━━━━━ Data shown ━━━━━
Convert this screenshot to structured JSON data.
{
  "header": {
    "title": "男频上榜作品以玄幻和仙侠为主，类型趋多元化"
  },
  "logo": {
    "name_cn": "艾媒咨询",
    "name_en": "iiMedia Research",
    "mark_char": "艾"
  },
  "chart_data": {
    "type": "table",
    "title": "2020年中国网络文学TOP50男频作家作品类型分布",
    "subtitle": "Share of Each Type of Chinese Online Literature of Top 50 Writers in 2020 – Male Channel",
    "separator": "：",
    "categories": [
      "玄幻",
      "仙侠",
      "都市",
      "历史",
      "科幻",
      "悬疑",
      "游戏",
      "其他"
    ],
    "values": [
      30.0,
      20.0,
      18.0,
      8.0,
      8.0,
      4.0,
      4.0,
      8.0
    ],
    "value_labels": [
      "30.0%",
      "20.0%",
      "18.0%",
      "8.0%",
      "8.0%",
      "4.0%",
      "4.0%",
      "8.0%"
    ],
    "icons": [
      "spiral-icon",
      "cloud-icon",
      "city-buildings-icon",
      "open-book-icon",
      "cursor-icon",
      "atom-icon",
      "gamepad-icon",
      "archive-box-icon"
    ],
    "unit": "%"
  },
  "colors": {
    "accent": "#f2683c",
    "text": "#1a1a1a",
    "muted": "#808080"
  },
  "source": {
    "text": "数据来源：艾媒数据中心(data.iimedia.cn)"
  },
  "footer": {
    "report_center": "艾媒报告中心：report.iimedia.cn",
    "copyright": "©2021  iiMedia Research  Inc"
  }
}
━━━━━
▶ **Directive**
Report each line in the data that holds the word "text".

▶ **Correct response**
    "text": "#1a1a1a",
    "text": "数据来源：艾媒数据中心(data.iimedia.cn)"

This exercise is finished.